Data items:
____

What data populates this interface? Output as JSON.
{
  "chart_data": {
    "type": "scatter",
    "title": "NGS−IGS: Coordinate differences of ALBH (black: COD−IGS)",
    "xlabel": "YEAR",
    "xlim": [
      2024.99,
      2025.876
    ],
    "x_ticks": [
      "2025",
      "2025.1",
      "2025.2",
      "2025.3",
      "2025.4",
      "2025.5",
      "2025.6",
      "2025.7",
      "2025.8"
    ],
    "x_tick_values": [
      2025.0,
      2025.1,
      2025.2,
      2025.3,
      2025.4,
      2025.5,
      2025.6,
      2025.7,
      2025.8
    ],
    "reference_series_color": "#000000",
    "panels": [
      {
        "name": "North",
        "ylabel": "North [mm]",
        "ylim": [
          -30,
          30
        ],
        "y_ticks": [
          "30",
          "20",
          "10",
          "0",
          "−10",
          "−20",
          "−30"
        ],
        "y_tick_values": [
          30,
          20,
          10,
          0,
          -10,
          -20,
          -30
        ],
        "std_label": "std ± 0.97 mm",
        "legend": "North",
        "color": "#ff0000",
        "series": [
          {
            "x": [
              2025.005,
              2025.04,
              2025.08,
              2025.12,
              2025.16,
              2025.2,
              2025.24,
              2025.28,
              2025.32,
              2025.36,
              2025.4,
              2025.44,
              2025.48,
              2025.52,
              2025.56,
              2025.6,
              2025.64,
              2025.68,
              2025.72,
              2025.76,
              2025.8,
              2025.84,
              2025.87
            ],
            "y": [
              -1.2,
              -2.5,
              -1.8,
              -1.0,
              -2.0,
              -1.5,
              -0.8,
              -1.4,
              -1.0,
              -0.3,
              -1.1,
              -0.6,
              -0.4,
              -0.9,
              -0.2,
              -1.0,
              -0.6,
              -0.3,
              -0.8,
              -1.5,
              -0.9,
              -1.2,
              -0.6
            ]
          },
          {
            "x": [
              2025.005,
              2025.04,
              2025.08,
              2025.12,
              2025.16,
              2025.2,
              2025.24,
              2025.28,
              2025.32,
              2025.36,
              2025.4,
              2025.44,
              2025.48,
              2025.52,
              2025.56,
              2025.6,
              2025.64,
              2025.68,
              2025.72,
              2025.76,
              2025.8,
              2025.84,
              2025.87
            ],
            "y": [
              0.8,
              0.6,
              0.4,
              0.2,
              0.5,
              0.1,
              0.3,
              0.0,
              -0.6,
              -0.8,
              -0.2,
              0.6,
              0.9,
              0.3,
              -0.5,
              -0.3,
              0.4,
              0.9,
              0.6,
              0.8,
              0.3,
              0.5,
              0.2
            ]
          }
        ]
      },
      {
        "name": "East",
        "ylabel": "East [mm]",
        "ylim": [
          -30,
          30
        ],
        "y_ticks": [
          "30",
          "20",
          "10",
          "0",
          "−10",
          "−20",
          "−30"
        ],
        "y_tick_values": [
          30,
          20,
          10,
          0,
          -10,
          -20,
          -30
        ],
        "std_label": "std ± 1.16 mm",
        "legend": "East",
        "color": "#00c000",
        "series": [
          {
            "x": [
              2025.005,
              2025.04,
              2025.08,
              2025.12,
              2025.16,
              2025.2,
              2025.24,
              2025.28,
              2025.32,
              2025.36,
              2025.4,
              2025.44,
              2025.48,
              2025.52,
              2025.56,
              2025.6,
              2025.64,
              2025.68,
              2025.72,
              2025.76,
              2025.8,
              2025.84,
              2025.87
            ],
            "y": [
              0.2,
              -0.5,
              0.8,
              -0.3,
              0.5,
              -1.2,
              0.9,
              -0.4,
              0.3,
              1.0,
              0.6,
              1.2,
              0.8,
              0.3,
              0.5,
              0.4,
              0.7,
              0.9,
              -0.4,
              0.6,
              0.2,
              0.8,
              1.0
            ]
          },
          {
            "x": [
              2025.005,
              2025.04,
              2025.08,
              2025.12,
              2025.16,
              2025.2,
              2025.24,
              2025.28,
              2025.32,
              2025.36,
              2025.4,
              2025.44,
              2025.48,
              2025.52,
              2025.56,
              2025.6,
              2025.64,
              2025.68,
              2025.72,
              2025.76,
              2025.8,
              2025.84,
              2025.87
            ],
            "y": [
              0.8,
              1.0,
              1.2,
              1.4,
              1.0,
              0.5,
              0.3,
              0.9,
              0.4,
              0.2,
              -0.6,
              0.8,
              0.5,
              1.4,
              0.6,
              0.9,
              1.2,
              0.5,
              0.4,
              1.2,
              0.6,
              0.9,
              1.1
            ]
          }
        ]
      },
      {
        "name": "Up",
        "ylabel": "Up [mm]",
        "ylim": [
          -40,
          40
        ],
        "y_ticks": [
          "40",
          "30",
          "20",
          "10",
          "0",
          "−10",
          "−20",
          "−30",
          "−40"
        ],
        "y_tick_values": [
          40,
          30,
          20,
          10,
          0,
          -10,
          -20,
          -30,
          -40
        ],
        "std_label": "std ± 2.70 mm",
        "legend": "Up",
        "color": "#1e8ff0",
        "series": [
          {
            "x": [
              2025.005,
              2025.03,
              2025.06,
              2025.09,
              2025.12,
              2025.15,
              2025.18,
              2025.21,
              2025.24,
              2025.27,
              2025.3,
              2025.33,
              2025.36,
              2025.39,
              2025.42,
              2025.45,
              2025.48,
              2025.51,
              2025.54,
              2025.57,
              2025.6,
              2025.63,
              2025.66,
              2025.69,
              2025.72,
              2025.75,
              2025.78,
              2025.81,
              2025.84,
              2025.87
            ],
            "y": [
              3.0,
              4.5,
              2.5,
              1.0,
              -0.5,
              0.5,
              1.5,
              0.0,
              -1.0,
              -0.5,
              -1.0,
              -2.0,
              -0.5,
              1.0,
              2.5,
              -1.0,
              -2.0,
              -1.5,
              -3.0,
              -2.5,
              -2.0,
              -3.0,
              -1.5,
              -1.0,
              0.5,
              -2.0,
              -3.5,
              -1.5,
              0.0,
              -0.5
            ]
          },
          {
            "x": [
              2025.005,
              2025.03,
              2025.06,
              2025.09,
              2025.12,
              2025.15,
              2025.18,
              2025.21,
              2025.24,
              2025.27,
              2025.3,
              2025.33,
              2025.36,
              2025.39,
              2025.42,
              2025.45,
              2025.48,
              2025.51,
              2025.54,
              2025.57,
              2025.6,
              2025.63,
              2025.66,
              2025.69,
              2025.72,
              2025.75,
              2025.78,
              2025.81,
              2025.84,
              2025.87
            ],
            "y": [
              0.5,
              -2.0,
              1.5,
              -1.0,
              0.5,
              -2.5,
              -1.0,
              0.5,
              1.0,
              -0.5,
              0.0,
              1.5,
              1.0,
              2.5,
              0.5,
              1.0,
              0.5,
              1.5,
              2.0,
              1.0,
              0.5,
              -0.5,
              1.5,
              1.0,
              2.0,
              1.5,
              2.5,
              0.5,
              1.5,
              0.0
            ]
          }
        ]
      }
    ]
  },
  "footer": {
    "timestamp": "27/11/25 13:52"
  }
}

____

Every entry above should be retyped exactly as shown.

Full response =>
What data populates this interface? Output as JSON.
{
  "chart_data": {
    "type": "scatter",
    "title": "NGS−IGS: Coordinate differences of ALBH (black: COD−IGS)",
    "xlabel": "YEAR",
    "xlim": [
      2024.99,
      2025.876
    ],
    "x_ticks": [
      "2025",
      "2025.1",
      "2025.2",
      "2025.3",
      "2025.4",
      "2025.5",
      "2025.6",
      "2025.7",
      "2025.8"
    ],
    "x_tick_values": [
      2025.0,
      2025.1,
      2025.2,
      2025.3,
      2025.4,
      2025.5,
      2025.6,
      2025.7,
      2025.8
    ],
    "reference_series_color": "#000000",
    "panels": [
      {
        "name": "North",
        "ylabel": "North [mm]",
        "ylim": [
          -30,
          30
        ],
        "y_ticks": [
          "30",
          "20",
          "10",
          "0",
          "−10",
          "−20",
          "−30"
        ],
        "y_tick_values": [
          30,
          20,
          10,
          0,
          -10,
          -20,
          -30
        ],
        "std_label": "std ± 0.97 mm",
        "legend": "North",
        "color": "#ff0000",
        "series": [
          {
            "x": [
              2025.005,
              2025.04,
              2025.08,
              2025.12,
              2025.16,
              2025.2,
              2025.24,
              2025.28,
              2025.32,
              2025.36,
              2025.4,
              2025.44,
              2025.48,
              2025.52,
              2025.56,
              2025.6,
              2025.64,
              2025.68,
              2025.72,
              2025.76,
              2025.8,
              2025.84,
              2025.87
            ],
            "y": [
              -1.2,
              -2.5,
              -1.8,
              -1.0,
              -2.0,
              -1.5,
              -0.8,
              -1.4,
              -1.0,
              -0.3,
              -1.1,
              -0.6,
              -0.4,
              -0.9,
              -0.2,
              -1.0,
              -0.6,
              -0.3,
              -0.8,
              -1.5,
              -0.9,
              -1.2,
              -0.6
            ]
          },
          {
            "x": [
              2025.005,
              2025.04,
              2025.08,
              2025.12,
              2025.16,
              2025.2,
              2025.24,
              2025.28,
              2025.32,
              2025.36,
              2025.4,
              2025.44,
              2025.48,
              2025.52,
              2025.56,
              2025.6,
              2025.64,
              2025.68,
              2025.72,
              2025.76,
              2025.8,
              2025.84,
              2025.87
            ],
            "y": [
              0.8,
              0.6,
              0.4,
              0.2,
              0.5,
              0.1,
              0.3,
              0.0,
              -0.6,
              -0.8,
              -0.2,
              0.6,
              0.9,
              0.3,
              -0.5,
              -0.3,
              0.4,
              0.9,
              0.6,
              0.8,
              0.3,
              0.5,
              0.2
            ]
          }
        ]
      },
      {
        "name": "East",
        "ylabel": "East [mm]",
        "ylim": [
          -30,
          30
        ],
        "y_ticks": [
          "30",
          "20",
          "10",
          "0",
          "−10",
          "−20",
          "−30"
        ],
        "y_tick_values": [
          30,
          20,
          10,
          0,
          -10,
          -20,
          -30
        ],
        "std_label": "std ± 1.16 mm",
        "legend": "East",
        "color": "#00c000",
        "series": [
          {
            "x": [
              2025.005,
              2025.04,
              2025.08,
              2025.12,
              2025.16,
              2025.2,
              2025.24,
              2025.28,
              2025.32,
              2025.36,
              2025.4,
              2025.44,
              2025.48,
              2025.52,
              2025.56,
              2025.6,
              2025.64,
              2025.68,
              2025.72,
              2025.76,
              2025.8,
              2025.84,
              2025.87
            ],
            "y": [
              0.2,
              -0.5,
              0.8,
              -0.3,
              0.5,
              -1.2,
              0.9,
              -0.4,
              0.3,
              1.0,
              0.6,
              1.2,
              0.8,
              0.3,
              0.5,
              0.4,
              0.7,
              0.9,
              -0.4,
              0.6,
              0.2,
              0.8,
              1.0
            ]
          },
          {
            "x": [
              2025.005,
              2025.04,
              2025.08,
              2025.12,
              2025.16,
              2025.2,
              2025.24,
              2025.28,
              2025.32,
              2025.36,
              2025.4,
              2025.44,
              2025.48,
              2025.52,
              2025.56,
              2025.6,
              2025.64,
              2025.68,
              2025.72,
              2025.76,
              2025.8,
              2025.84,
              2025.87
            ],
            "y": [
              0.8,
              1.0,
              1.2,
              1.4,
              1.0,
              0.5,
              0.3,
              0.9,
              0.4,
              0.2,
              -0.6,
              0.8,
              0.5,
              1.4,
              0.6,
              0.9,
              1.2,
              0.5,
              0.4,
              1.2,
              0.6,
              0.9,
              1.1
            ]
          }
        ]
      },
      {
        "name": "Up",
        "ylabel": "Up [mm]",
        "ylim": [
          -40,
          40
        ],
        "y_ticks": [
          "40",
          "30",
          "20",
          "10",
          "0",
          "−10",
          "−20",
          "−30",
          "−40"
        ],
        "y_tick_values": [
          40,
          30,
          20,
          10,
          0,
          -10,
          -20,
          -30,
          -40
        ],
        "std_label": "std ± 2.70 mm",
        "legend": "Up",
        "color": "#1e8ff0",
        "series": [
          {
            "x": [
              2025.005,
              2025.03,
              2025.06,
              2025.09,
              2025.12,
              2025.15,
              2025.18,
              2025.21,
              2025.24,
              2025.27,
              2025.3,
              2025.33,
              2025.36,
              2025.39,
              2025.42,
              2025.45,
              2025.48,
              2025.51,
              2025.54,
              2025.57,
              2025.6,
              2025.63,
              2025.66,
              2025.69,
              2025.72,
              2025.75,
              2025.78,
              2025.81,
              2025.84,
              2025.87
            ],
            "y": [
              3.0,
              4.5,
              2.5,
              1.0,
              -0.5,
              0.5,
              1.5,
              0.0,
              -1.0,
              -0.5,
              -1.0,
              -2.0,
              -0.5,
              1.0,
              2.5,
              -1.0,
              -2.0,
              -1.5,
              -3.0,
              -2.5,
              -2.0,
              -3.0,
              -1.5,
              -1.0,
              0.5,
              -2.0,
              -3.5,
              -1.5,
              0.0,
              -0.5
            ]
          },
          {
            "x": [
              2025.005,
              2025.03,
              2025.06,
              2025.09,
              2025.12,
              2025.15,
              2025.18,
              2025.21,
              2025.24,
              2025.27,
              2025.3,
              2025.33,
              2025.36,
              2025.39,
              2025.42,
              2025.45,
              2025.48,
              2025.51,
              2025.54,
              2025.57,
              2025.6,
              2025.63,
              2025.66,
              2025.69,
              2025.72,
              2025.75,
              2025.78,
              2025.81,
              2025.84,
              2025.87
            ],
            "y": [
              0.5,
              -2.0,
              1.5,
              -1.0,
              0.5,
              -2.5,
              -1.0,
              0.5,
              1.0,
              -0.5,
              0.0,
              1.5,
              1.0,
              2.5,
              0.5,
              1.0,
              0.5,
              1.5,
              2.0,
              1.0,
              0.5,
              -0.5,
              1.5,
              1.0,
              2.0,
              1.5,
              2.5,
              0.5,
              1.5,
              0.0
            ]
          }
        ]
      }
    ]
  },
  "footer": {
    "timestamp": "27/11/25 13:52"
  }
}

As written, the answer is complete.